* Begin AVAILABLE RECORDS *
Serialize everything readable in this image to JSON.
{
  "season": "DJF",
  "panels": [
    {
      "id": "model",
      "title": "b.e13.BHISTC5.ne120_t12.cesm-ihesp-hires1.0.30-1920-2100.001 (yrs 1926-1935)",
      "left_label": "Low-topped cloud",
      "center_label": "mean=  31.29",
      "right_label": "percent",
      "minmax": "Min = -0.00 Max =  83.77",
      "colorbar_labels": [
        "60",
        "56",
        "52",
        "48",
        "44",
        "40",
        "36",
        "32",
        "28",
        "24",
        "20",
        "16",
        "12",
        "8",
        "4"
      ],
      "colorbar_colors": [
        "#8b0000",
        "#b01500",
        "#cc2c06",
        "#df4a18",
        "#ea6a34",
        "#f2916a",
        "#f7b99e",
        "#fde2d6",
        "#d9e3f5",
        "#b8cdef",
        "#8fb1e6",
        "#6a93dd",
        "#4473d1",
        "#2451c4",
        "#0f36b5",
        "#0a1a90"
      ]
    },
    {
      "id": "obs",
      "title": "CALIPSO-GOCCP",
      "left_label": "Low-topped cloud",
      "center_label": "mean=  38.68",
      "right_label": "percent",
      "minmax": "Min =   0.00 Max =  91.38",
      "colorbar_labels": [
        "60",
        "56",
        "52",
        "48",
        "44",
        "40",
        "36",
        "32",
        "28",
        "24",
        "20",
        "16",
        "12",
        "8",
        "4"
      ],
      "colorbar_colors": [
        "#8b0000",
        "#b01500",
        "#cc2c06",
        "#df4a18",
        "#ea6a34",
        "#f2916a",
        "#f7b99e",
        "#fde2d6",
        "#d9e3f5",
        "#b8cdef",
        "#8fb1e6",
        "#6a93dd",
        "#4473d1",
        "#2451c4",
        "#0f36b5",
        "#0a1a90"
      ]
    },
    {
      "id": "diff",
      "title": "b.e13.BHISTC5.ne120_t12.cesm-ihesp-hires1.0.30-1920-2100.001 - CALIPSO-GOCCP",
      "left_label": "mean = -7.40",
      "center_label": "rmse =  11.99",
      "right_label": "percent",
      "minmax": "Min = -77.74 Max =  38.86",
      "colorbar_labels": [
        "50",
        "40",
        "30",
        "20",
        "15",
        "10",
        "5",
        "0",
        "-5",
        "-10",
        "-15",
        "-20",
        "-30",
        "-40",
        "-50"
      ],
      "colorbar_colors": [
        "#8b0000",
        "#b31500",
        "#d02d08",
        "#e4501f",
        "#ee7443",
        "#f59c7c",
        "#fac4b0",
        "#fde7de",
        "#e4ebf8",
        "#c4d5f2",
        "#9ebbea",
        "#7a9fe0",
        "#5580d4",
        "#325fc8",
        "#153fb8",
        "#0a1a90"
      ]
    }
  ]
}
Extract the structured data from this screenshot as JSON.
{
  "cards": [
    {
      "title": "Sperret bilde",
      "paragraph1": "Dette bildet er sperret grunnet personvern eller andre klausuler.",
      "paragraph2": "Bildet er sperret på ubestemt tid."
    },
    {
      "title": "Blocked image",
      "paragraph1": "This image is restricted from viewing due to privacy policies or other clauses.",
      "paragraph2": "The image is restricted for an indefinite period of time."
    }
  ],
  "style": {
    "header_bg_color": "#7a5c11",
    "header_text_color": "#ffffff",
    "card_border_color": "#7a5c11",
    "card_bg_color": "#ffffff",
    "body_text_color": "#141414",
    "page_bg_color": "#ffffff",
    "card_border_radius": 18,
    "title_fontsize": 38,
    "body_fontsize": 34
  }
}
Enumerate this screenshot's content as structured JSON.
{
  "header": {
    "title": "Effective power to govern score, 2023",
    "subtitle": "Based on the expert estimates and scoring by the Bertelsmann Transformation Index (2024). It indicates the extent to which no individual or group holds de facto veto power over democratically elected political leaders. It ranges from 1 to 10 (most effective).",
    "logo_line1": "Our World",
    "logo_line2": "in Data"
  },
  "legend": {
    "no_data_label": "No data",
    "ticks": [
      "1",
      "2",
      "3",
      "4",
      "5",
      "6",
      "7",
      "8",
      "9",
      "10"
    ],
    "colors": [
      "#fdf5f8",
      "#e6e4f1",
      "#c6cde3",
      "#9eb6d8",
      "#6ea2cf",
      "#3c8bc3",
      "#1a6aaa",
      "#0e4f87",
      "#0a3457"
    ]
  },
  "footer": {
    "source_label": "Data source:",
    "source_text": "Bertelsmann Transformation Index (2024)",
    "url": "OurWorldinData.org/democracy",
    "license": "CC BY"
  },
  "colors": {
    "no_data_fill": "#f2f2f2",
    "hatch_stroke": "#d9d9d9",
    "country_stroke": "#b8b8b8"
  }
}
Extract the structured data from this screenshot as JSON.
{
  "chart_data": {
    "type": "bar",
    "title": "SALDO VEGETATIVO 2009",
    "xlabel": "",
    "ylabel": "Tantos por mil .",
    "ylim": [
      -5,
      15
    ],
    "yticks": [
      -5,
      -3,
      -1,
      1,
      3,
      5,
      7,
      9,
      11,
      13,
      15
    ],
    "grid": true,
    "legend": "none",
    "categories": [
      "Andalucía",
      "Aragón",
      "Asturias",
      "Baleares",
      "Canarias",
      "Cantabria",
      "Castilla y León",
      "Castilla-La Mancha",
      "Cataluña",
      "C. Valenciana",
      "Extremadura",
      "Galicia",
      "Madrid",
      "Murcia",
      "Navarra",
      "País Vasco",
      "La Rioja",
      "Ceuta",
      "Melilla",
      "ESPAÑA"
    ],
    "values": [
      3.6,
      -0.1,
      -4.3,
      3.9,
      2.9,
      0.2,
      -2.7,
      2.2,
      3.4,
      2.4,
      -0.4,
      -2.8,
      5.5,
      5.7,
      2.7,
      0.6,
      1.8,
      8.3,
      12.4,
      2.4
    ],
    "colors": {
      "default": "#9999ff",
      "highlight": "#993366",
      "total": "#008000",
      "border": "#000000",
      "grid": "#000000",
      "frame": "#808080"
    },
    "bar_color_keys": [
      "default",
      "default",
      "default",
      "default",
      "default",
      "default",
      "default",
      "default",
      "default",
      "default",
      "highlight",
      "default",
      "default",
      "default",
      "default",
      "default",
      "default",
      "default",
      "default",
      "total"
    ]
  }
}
* End AVAILABLE RECORDS *
Please give back all of the records exactly as written.

Serialize everything readable in this image to JSON.
{
  "season": "DJF",
  "panels": [
    {
      "id": "model",
      "title": "b.e13.BHISTC5.ne120_t12.cesm-ihesp-hires1.0.30-1920-2100.001 (yrs 1926-1935)",
      "left_label": "Low-topped cloud",
      "center_label": "mean=  31.29",
      "right_label": "percent",
      "minmax": "Min = -0.00 Max =  83.77",
      "colorbar_labels": [
        "60",
        "56",
        "52",
        "48",
        "44",
        "40",
        "36",
        "32",
        "28",
        "24",
        "20",
        "16",
        "12",
        "8",
        "4"
      ],
      "colorbar_colors": [
        "#8b0000",
        "#b01500",
        "#cc2c06",
        "#df4a18",
        "#ea6a34",
        "#f2916a",
        "#f7b99e",
        "#fde2d6",
        "#d9e3f5",
        "#b8cdef",
        "#8fb1e6",
        "#6a93dd",
        "#4473d1",
        "#2451c4",
        "#0f36b5",
        "#0a1a90"
      ]
    },
    {
      "id": "obs",
      "title": "CALIPSO-GOCCP",
      "left_label": "Low-topped cloud",
      "center_label": "mean=  38.68",
      "right_label": "percent",
      "minmax": "Min =   0.00 Max =  91.38",
      "colorbar_labels": [
        "60",
        "56",
        "52",
        "48",
        "44",
        "40",
        "36",
        "32",
        "28",
        "24",
        "20",
        "16",
        "12",
        "8",
        "4"
      ],
      "colorbar_colors": [
        "#8b0000",
        "#b01500",
        "#cc2c06",
        "#df4a18",
        "#ea6a34",
        "#f2916a",
        "#f7b99e",
        "#fde2d6",
        "#d9e3f5",
        "#b8cdef",
        "#8fb1e6",
        "#6a93dd",
        "#4473d1",
        "#2451c4",
        "#0f36b5",
        "#0a1a90"
      ]
    },
    {
      "id": "diff",
      "title": "b.e13.BHISTC5.ne120_t12.cesm-ihesp-hires1.0.30-1920-2100.001 - CALIPSO-GOCCP",
      "left_label": "mean = -7.40",
      "center_label": "rmse =  11.99",
      "right_label": "percent",
      "minmax": "Min = -77.74 Max =  38.86",
      "colorbar_labels": [
        "50",
        "40",
        "30",
        "20",
        "15",
        "10",
        "5",
        "0",
        "-5",
        "-10",
        "-15",
        "-20",
        "-30",
        "-40",
        "-50"
      ],
      "colorbar_colors": [
        "#8b0000",
        "#b31500",
        "#d02d08",
        "#e4501f",
        "#ee7443",
        "#f59c7c",
        "#fac4b0",
        "#fde7de",
        "#e4ebf8",
        "#c4d5f2",
        "#9ebbea",
        "#7a9fe0",
        "#5580d4",
        "#325fc8",
        "#153fb8",
        "#0a1a90"
      ]
    }
  ]
}
Extract the structured data from this screenshot as JSON.
{
  "cards": [
    {
      "title": "Sperret bilde",
      "paragraph1": "Dette bildet er sperret grunnet personvern eller andre klausuler.",
      "paragraph2": "Bildet er sperret på ubestemt tid."
    },
    {
      "title": "Blocked image",
      "paragraph1": "This image is restricted from viewing due to privacy policies or other clauses.",
      "paragraph2": "The image is restricted for an indefinite period of time."
    }
  ],
  "style": {
    "header_bg_color": "#7a5c11",
    "header_text_color": "#ffffff",
    "card_border_color": "#7a5c11",
    "card_bg_color": "#ffffff",
    "body_text_color": "#141414",
    "page_bg_color": "#ffffff",
    "card_border_radius": 18,
    "title_fontsize": 38,
    "body_fontsize": 34
  }
}
Enumerate this screenshot's content as structured JSON.
{
  "header": {
    "title": "Effective power to govern score, 2023",
    "subtitle": "Based on the expert estimates and scoring by the Bertelsmann Transformation Index (2024). It indicates the extent to which no individual or group holds de facto veto power over democratically elected political leaders. It ranges from 1 to 10 (most effective).",
    "logo_line1": "Our World",
    "logo_line2": "in Data"
  },
  "legend": {
    "no_data_label": "No data",
    "ticks": [
      "1",
      "2",
      "3",
      "4",
      "5",
      "6",
      "7",
      "8",
      "9",
      "10"
    ],
    "colors": [
      "#fdf5f8",
      "#e6e4f1",
      "#c6cde3",
      "#9eb6d8",
      "#6ea2cf",
      "#3c8bc3",
      "#1a6aaa",
      "#0e4f87",
      "#0a3457"
    ]
  },
  "footer": {
    "source_label": "Data source:",
    "source_text": "Bertelsmann Transformation Index (2024)",
    "url": "OurWorldinData.org/democracy",
    "license": "CC BY"
  },
  "colors": {
    "no_data_fill": "#f2f2f2",
    "hatch_stroke": "#d9d9d9",
    "country_stroke": "#b8b8b8"
  }
}
Extract the structured data from this screenshot as JSON.
{
  "chart_data": {
    "type": "bar",
    "title": "SALDO VEGETATIVO 2009",
    "xlabel": "",
    "ylabel": "Tantos por mil .",
    "ylim": [
      -5,
      15
    ],
    "yticks": [
      -5,
      -3,
      -1,
      1,
      3,
      5,
      7,
      9,
      11,
      13,
      15
    ],
    "grid": true,
    "legend": "none",
    "categories": [
      "Andalucía",
      "Aragón",
      "Asturias",
      "Baleares",
      "Canarias",
      "Cantabria",
      "Castilla y León",
      "Castilla-La Mancha",
      "Cataluña",
      "C. Valenciana",
      "Extremadura",
      "Galicia",
      "Madrid",
      "Murcia",
      "Navarra",
      "País Vasco",
      "La Rioja",
      "Ceuta",
      "Melilla",
      "ESPAÑA"
    ],
    "values": [
      3.6,
      -0.1,
      -4.3,
      3.9,
      2.9,
      0.2,
      -2.7,
      2.2,
      3.4,
      2.4,
      -0.4,
      -2.8,
      5.5,
      5.7,
      2.7,
      0.6,
      1.8,
      8.3,
      12.4,
      2.4
    ],
    "colors": {
      "default": "#9999ff",
      "highlight": "#993366",
      "total": "#008000",
      "border": "#000000",
      "grid": "#000000",
      "frame": "#808080"
    },
    "bar_color_keys": [
      "default",
      "default",
      "default",
      "default",
      "default",
      "default",
      "default",
      "default",
      "default",
      "default",
      "highlight",
      "default",
      "default",
      "default",
      "default",
      "default",
      "default",
      "default",
      "default",
      "total"
    ]
  }
}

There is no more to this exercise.